> _What is expected_: Below is a set of records; print all of them exactly as written.

[Records about charts and figures]
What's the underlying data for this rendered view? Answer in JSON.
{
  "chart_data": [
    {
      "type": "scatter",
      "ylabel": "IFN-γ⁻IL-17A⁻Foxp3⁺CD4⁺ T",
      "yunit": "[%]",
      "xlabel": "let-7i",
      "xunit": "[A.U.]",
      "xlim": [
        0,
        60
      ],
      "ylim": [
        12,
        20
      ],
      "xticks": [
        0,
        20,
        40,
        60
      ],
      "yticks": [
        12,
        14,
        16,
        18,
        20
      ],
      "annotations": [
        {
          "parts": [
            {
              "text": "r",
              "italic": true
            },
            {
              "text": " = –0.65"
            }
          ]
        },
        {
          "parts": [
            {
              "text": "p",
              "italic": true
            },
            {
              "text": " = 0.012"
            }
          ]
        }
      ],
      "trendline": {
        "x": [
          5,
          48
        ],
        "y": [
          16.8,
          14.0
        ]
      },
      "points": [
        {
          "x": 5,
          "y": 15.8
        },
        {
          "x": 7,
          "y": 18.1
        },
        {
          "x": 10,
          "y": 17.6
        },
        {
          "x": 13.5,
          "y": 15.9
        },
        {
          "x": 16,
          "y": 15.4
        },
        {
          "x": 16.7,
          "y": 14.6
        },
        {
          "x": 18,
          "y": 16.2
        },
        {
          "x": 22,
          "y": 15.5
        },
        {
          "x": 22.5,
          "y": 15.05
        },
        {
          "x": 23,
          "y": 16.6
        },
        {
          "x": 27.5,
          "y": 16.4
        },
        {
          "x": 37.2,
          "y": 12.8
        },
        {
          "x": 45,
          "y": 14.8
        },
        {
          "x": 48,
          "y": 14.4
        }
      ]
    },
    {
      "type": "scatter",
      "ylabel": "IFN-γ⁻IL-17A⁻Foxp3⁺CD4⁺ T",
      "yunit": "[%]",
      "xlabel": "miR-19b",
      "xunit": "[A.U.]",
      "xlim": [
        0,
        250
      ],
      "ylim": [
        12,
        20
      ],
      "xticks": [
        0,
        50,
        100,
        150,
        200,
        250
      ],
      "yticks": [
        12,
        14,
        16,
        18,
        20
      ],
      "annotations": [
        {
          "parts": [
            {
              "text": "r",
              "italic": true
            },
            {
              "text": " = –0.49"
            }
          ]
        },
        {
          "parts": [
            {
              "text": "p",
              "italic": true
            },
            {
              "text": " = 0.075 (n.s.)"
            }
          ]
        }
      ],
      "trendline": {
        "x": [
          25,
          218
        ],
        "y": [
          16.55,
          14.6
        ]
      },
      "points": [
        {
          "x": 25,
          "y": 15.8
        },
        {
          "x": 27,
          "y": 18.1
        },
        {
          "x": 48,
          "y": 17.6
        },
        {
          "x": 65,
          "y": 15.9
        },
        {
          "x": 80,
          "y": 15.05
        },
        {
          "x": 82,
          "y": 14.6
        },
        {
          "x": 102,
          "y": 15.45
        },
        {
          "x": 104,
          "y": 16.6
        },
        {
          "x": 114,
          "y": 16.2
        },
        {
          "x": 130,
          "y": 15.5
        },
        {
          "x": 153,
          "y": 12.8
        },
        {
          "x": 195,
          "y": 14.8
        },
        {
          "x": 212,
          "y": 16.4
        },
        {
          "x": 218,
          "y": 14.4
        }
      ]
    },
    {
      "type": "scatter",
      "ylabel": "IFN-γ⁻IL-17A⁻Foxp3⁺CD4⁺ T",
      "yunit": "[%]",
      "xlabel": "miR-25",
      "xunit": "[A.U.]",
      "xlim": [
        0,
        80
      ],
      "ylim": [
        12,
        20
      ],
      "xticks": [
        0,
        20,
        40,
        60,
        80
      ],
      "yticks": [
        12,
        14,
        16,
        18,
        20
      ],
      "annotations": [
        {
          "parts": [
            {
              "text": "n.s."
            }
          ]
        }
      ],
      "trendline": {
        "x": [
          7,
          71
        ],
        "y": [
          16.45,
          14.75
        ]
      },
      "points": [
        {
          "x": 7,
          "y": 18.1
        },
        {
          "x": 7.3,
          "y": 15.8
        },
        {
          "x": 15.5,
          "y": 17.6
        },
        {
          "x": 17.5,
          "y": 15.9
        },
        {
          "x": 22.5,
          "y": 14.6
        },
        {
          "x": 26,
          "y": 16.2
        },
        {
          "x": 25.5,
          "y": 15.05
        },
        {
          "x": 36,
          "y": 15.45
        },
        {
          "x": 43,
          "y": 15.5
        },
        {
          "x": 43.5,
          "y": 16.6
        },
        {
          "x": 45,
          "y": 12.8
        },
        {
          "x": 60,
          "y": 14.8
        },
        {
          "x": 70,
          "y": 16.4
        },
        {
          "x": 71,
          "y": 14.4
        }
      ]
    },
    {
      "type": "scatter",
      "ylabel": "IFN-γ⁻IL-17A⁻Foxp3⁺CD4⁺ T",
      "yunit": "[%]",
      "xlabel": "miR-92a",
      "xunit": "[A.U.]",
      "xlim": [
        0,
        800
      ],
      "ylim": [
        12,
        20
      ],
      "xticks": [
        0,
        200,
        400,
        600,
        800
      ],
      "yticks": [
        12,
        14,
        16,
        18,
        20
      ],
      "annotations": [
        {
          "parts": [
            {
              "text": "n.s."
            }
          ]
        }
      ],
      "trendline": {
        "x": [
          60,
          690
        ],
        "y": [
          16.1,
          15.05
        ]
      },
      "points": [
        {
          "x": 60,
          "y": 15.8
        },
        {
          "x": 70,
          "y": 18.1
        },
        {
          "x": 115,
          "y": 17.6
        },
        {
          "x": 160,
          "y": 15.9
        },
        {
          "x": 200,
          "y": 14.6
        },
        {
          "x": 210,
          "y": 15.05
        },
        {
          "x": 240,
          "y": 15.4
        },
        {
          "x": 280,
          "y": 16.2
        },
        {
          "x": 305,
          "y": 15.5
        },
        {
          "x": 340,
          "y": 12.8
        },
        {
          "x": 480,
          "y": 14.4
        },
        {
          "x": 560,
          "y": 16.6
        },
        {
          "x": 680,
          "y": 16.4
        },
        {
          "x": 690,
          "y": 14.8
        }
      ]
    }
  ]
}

> _Task answer_:
What's the underlying data for this rendered view? Answer in JSON.
{
  "chart_data": [
    {
      "type": "scatter",
      "ylabel": "IFN-γ⁻IL-17A⁻Foxp3⁺CD4⁺ T",
      "yunit": "[%]",
      "xlabel": "let-7i",
      "xunit": "[A.U.]",
      "xlim": [
        0,
        60
      ],
      "ylim": [
        12,
        20
      ],
      "xticks": [
        0,
        20,
        40,
        60
      ],
      "yticks": [
        12,
        14,
        16,
        18,
        20
      ],
      "annotations": [
        {
          "parts": [
            {
              "text": "r",
              "italic": true
            },
            {
              "text": " = –0.65"
            }
          ]
        },
        {
          "parts": [
            {
              "text": "p",
              "italic": true
            },
            {
              "text": " = 0.012"
            }
          ]
        }
      ],
      "trendline": {
        "x": [
          5,
          48
        ],
        "y": [
          16.8,
          14.0
        ]
      },
      "points": [
        {
          "x": 5,
          "y": 15.8
        },
        {
          "x": 7,
          "y": 18.1
        },
        {
          "x": 10,
          "y": 17.6
        },
        {
          "x": 13.5,
          "y": 15.9
        },
        {
          "x": 16,
          "y": 15.4
        },
        {
          "x": 16.7,
          "y": 14.6
        },
        {
          "x": 18,
          "y": 16.2
        },
        {
          "x": 22,
          "y": 15.5
        },
        {
          "x": 22.5,
          "y": 15.05
        },
        {
          "x": 23,
          "y": 16.6
        },
        {
          "x": 27.5,
          "y": 16.4
        },
        {
          "x": 37.2,
          "y": 12.8
        },
        {
          "x": 45,
          "y": 14.8
        },
        {
          "x": 48,
          "y": 14.4
        }
      ]
    },
    {
      "type": "scatter",
      "ylabel": "IFN-γ⁻IL-17A⁻Foxp3⁺CD4⁺ T",
      "yunit": "[%]",
      "xlabel": "miR-19b",
      "xunit": "[A.U.]",
      "xlim": [
        0,
        250
      ],
      "ylim": [
        12,
        20
      ],
      "xticks": [
        0,
        50,
        100,
        150,
        200,
        250
      ],
      "yticks": [
        12,
        14,
        16,
        18,
        20
      ],
      "annotations": [
        {
          "parts": [
            {
              "text": "r",
              "italic": true
            },
            {
              "text": " = –0.49"
            }
          ]
        },
        {
          "parts": [
            {
              "text": "p",
              "italic": true
            },
            {
              "text": " = 0.075 (n.s.)"
            }
          ]
        }
      ],
      "trendline": {
        "x": [
          25,
          218
        ],
        "y": [
          16.55,
          14.6
        ]
      },
      "points": [
        {
          "x": 25,
          "y": 15.8
        },
        {
          "x": 27,
          "y": 18.1
        },
        {
          "x": 48,
          "y": 17.6
        },
        {
          "x": 65,
          "y": 15.9
        },
        {
          "x": 80,
          "y": 15.05
        },
        {
          "x": 82,
          "y": 14.6
        },
        {
          "x": 102,
          "y": 15.45
        },
        {
          "x": 104,
          "y": 16.6
        },
        {
          "x": 114,
          "y": 16.2
        },
        {
          "x": 130,
          "y": 15.5
        },
        {
          "x": 153,
          "y": 12.8
        },
        {
          "x": 195,
          "y": 14.8
        },
        {
          "x": 212,
          "y": 16.4
        },
        {
          "x": 218,
          "y": 14.4
        }
      ]
    },
    {
      "type": "scatter",
      "ylabel": "IFN-γ⁻IL-17A⁻Foxp3⁺CD4⁺ T",
      "yunit": "[%]",
      "xlabel": "miR-25",
      "xunit": "[A.U.]",
      "xlim": [
        0,
        80
      ],
      "ylim": [
        12,
        20
      ],
      "xticks": [
        0,
        20,
        40,
        60,
        80
      ],
      "yticks": [
        12,
        14,
        16,
        18,
        20
      ],
      "annotations": [
        {
          "parts": [
            {
              "text": "n.s."
            }
          ]
        }
      ],
      "trendline": {
        "x": [
          7,
          71
        ],
        "y": [
          16.45,
          14.75
        ]
      },
      "points": [
        {
          "x": 7,
          "y": 18.1
        },
        {
          "x": 7.3,
          "y": 15.8
        },
        {
          "x": 15.5,
          "y": 17.6
        },
        {
          "x": 17.5,
          "y": 15.9
        },
        {
          "x": 22.5,
          "y": 14.6
        },
        {
          "x": 26,
          "y": 16.2
        },
        {
          "x": 25.5,
          "y": 15.05
        },
        {
          "x": 36,
          "y": 15.45
        },
        {
          "x": 43,
          "y": 15.5
        },
        {
          "x": 43.5,
          "y": 16.6
        },
        {
          "x": 45,
          "y": 12.8
        },
        {
          "x": 60,
          "y": 14.8
        },
        {
          "x": 70,
          "y": 16.4
        },
        {
          "x": 71,
          "y": 14.4
        }
      ]
    },
    {
      "type": "scatter",
      "ylabel": "IFN-γ⁻IL-17A⁻Foxp3⁺CD4⁺ T",
      "yunit": "[%]",
      "xlabel": "miR-92a",
      "xunit": "[A.U.]",
      "xlim": [
        0,
        800
      ],
      "ylim": [
        12,
        20
      ],
      "xticks": [
        0,
        200,
        400,
        600,
        800
      ],
      "yticks": [
        12,
        14,
        16,
        18,
        20
      ],
      "annotations": [
        {
          "parts": [
            {
              "text": "n.s."
            }
          ]
        }
      ],
      "trendline": {
        "x": [
          60,
          690
        ],
        "y": [
          16.1,
          15.05
        ]
      },
      "points": [
        {
          "x": 60,
          "y": 15.8
        },
        {
          "x": 70,
          "y": 18.1
        },
        {
          "x": 115,
          "y": 17.6
        },
        {
          "x": 160,
          "y": 15.9
        },
        {
          "x": 200,
          "y": 14.6
        },
        {
          "x": 210,
          "y": 15.05
        },
        {
          "x": 240,
          "y": 15.4
        },
        {
          "x": 280,
          "y": 16.2
        },
        {
          "x": 305,
          "y": 15.5
        },
        {
          "x": 340,
          "y": 12.8
        },
        {
          "x": 480,
          "y": 14.4
        },
        {
          "x": 560,
          "y": 16.6
        },
        {
          "x": 680,
          "y": 16.4
        },
        {
          "x": 690,
          "y": 14.8
        }
      ]
    }
  ]
}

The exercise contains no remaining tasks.